WRITTEN INSTRUCTION:
Only the pictures are omitted; repeat all other data exactly.

####################

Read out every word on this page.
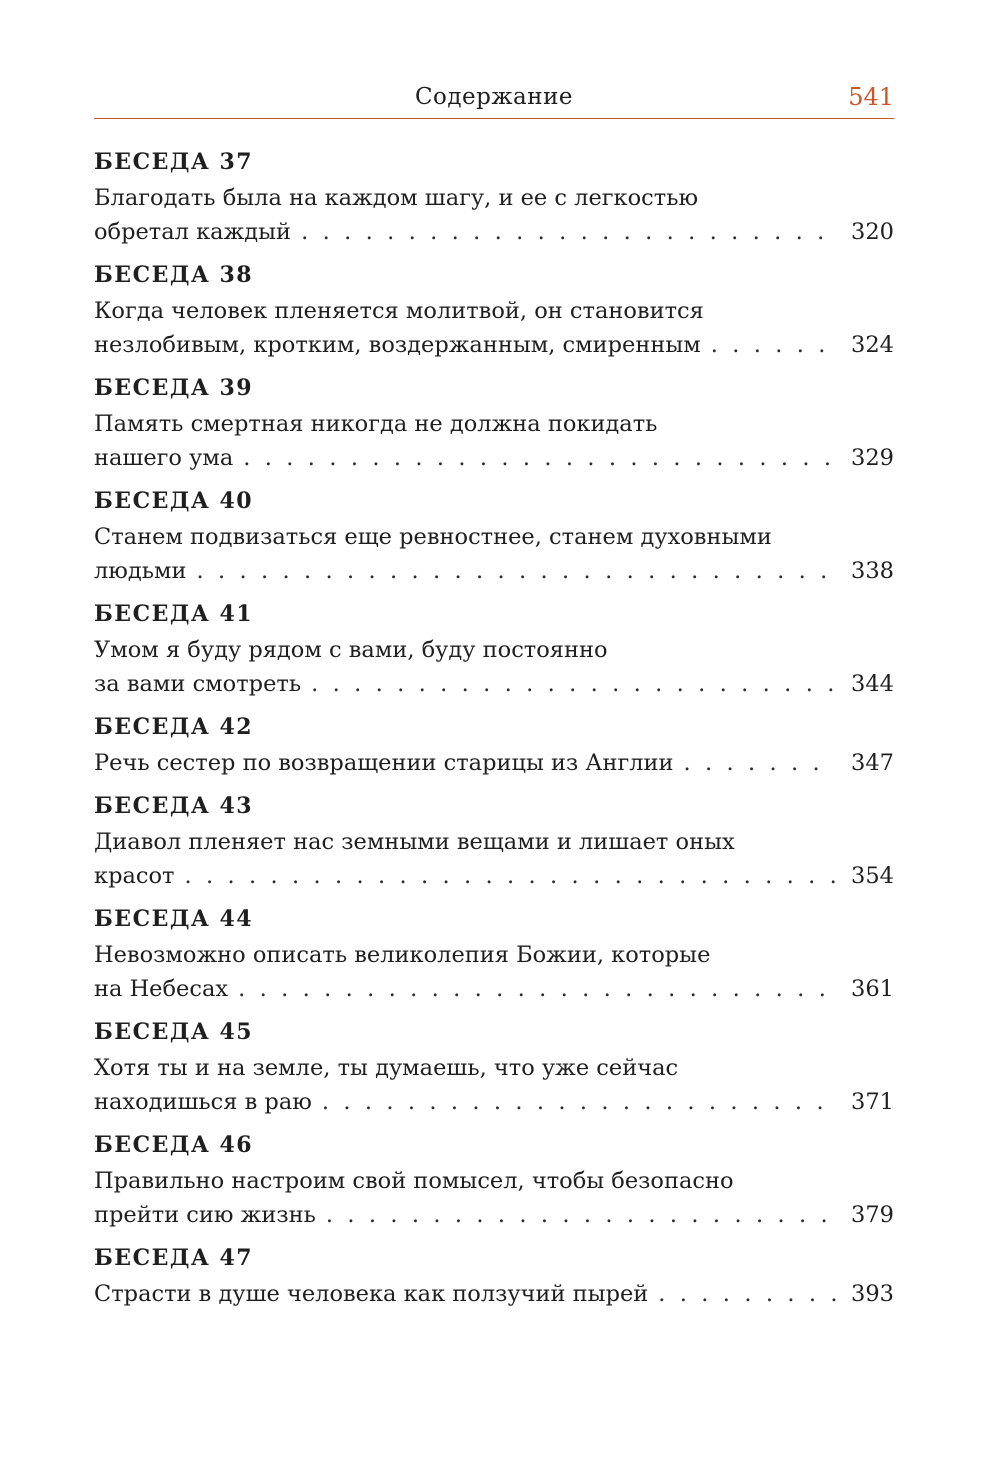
Содержание	541
БЕСЕДА 37
Благодать была на каждом шагу, и ее с легкостью
обретал каждый . . .	320
БЕСЕДА 38
Когда человек пленяется молитвой, он становится
незлобивым, кротким, воздержанным, смиренным . . .	324
БЕСЕДА 39
Память смертная никогда не должна покидать
нашего ума . . .	329
БЕСЕДА 40
Станем подвизаться еще ревностнее, станем духовными
людьми . . .	338
БЕСЕДА 41
Умом я буду рядом с вами, буду постоянно
за вами смотреть . . .	344
БЕСЕДА 42
Речь сестер по возвращении старицы из Англии . . .	347
БЕСЕДА 43
Диавол пленяет нас земными вещами и лишает оных
красот . . .	354
БЕСЕДА 44
Невозможно описать великолепия Божии, которые
на Небесах . . .	361
БЕСЕДА 45
Хотя ты и на земле, ты думаешь, что уже сейчас
находишься в раю . . .	371
БЕСЕДА 46
Правильно настроим свой помысел, чтобы безопасно
прейти сию жизнь . . .	379
БЕСЕДА 47
Страсти в душе человека как ползучий пырей . . .	393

####################

OUTPUT FOR THIS EXERCISE:
Read out every word on this page.
Содержание	541
БЕСЕДА 37
Благодать была на каждом шагу, и ее с легкостью
обретал каждый . . .	320
БЕСЕДА 38
Когда человек пленяется молитвой, он становится
незлобивым, кротким, воздержанным, смиренным . . .	324
БЕСЕДА 39
Память смертная никогда не должна покидать
нашего ума . . .	329
БЕСЕДА 40
Станем подвизаться еще ревностнее, станем духовными
людьми . . .	338
БЕСЕДА 41
Умом я буду рядом с вами, буду постоянно
за вами смотреть . . .	344
БЕСЕДА 42
Речь сестер по возвращении старицы из Англии . . .	347
БЕСЕДА 43
Диавол пленяет нас земными вещами и лишает оных
красот . . .	354
БЕСЕДА 44
Невозможно описать великолепия Божии, которые
на Небесах . . .	361
БЕСЕДА 45
Хотя ты и на земле, ты думаешь, что уже сейчас
находишься в раю . . .	371
БЕСЕДА 46
Правильно настроим свой помысел, чтобы безопасно
прейти сию жизнь . . .	379
БЕСЕДА 47
Страсти в душе человека как ползучий пырей . . .	393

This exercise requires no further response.